▸ The task
Your task is to transcribe the data in full.

---

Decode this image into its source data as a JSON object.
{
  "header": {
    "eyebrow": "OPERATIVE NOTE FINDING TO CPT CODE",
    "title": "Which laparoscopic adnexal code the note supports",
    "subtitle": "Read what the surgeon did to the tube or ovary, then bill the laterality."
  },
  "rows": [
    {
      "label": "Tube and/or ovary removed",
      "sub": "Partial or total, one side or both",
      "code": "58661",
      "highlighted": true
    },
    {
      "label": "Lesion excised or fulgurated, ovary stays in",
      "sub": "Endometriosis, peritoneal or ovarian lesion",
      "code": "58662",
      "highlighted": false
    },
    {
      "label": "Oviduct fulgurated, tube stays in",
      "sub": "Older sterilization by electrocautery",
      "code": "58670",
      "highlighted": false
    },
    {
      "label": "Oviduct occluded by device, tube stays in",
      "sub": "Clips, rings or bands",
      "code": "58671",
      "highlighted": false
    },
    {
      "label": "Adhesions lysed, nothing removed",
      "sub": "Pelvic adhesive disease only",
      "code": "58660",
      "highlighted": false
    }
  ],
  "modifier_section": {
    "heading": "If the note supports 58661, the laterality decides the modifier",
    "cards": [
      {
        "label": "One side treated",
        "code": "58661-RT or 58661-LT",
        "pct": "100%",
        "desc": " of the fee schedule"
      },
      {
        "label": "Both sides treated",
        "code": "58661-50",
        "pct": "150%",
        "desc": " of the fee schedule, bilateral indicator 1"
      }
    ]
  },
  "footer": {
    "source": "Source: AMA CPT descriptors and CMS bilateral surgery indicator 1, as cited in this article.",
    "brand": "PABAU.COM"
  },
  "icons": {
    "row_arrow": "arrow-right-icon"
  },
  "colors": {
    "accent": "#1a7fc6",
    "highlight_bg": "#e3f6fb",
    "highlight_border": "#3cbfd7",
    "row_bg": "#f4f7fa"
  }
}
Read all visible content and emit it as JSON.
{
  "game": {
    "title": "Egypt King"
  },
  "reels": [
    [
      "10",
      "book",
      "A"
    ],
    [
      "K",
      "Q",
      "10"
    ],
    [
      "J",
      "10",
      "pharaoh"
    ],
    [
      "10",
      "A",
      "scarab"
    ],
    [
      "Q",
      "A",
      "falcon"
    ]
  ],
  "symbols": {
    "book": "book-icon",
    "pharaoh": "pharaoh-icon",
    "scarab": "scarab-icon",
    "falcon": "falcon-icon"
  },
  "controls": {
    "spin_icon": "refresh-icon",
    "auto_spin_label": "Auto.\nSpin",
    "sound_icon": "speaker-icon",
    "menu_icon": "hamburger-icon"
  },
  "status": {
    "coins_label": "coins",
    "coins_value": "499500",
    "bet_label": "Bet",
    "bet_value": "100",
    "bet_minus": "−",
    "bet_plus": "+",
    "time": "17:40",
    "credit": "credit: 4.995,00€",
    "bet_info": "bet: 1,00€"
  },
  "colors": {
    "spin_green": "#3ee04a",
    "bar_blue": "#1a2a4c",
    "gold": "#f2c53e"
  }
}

---

▸ Task result
Decode this image into its source data as a JSON object.
{
  "header": {
    "eyebrow": "OPERATIVE NOTE FINDING TO CPT CODE",
    "title": "Which laparoscopic adnexal code the note supports",
    "subtitle": "Read what the surgeon did to the tube or ovary, then bill the laterality."
  },
  "rows": [
    {
      "label": "Tube and/or ovary removed",
      "sub": "Partial or total, one side or both",
      "code": "58661",
      "highlighted": true
    },
    {
      "label": "Lesion excised or fulgurated, ovary stays in",
      "sub": "Endometriosis, peritoneal or ovarian lesion",
      "code": "58662",
      "highlighted": false
    },
    {
      "label": "Oviduct fulgurated, tube stays in",
      "sub": "Older sterilization by electrocautery",
      "code": "58670",
      "highlighted": false
    },
    {
      "label": "Oviduct occluded by device, tube stays in",
      "sub": "Clips, rings or bands",
      "code": "58671",
      "highlighted": false
    },
    {
      "label": "Adhesions lysed, nothing removed",
      "sub": "Pelvic adhesive disease only",
      "code": "58660",
      "highlighted": false
    }
  ],
  "modifier_section": {
    "heading": "If the note supports 58661, the laterality decides the modifier",
    "cards": [
      {
        "label": "One side treated",
        "code": "58661-RT or 58661-LT",
        "pct": "100%",
        "desc": " of the fee schedule"
      },
      {
        "label": "Both sides treated",
        "code": "58661-50",
        "pct": "150%",
        "desc": " of the fee schedule, bilateral indicator 1"
      }
    ]
  },
  "footer": {
    "source": "Source: AMA CPT descriptors and CMS bilateral surgery indicator 1, as cited in this article.",
    "brand": "PABAU.COM"
  },
  "icons": {
    "row_arrow": "arrow-right-icon"
  },
  "colors": {
    "accent": "#1a7fc6",
    "highlight_bg": "#e3f6fb",
    "highlight_border": "#3cbfd7",
    "row_bg": "#f4f7fa"
  }
}
Read all visible content and emit it as JSON.
{
  "game": {
    "title": "Egypt King"
  },
  "reels": [
    [
      "10",
      "book",
      "A"
    ],
    [
      "K",
      "Q",
      "10"
    ],
    [
      "J",
      "10",
      "pharaoh"
    ],
    [
      "10",
      "A",
      "scarab"
    ],
    [
      "Q",
      "A",
      "falcon"
    ]
  ],
  "symbols": {
    "book": "book-icon",
    "pharaoh": "pharaoh-icon",
    "scarab": "scarab-icon",
    "falcon": "falcon-icon"
  },
  "controls": {
    "spin_icon": "refresh-icon",
    "auto_spin_label": "Auto.\nSpin",
    "sound_icon": "speaker-icon",
    "menu_icon": "hamburger-icon"
  },
  "status": {
    "coins_label": "coins",
    "coins_value": "499500",
    "bet_label": "Bet",
    "bet_value": "100",
    "bet_minus": "−",
    "bet_plus": "+",
    "time": "17:40",
    "credit": "credit: 4.995,00€",
    "bet_info": "bet: 1,00€"
  },
  "colors": {
    "spin_green": "#3ee04a",
    "bar_blue": "#1a2a4c",
    "gold": "#f2c53e"
  }
}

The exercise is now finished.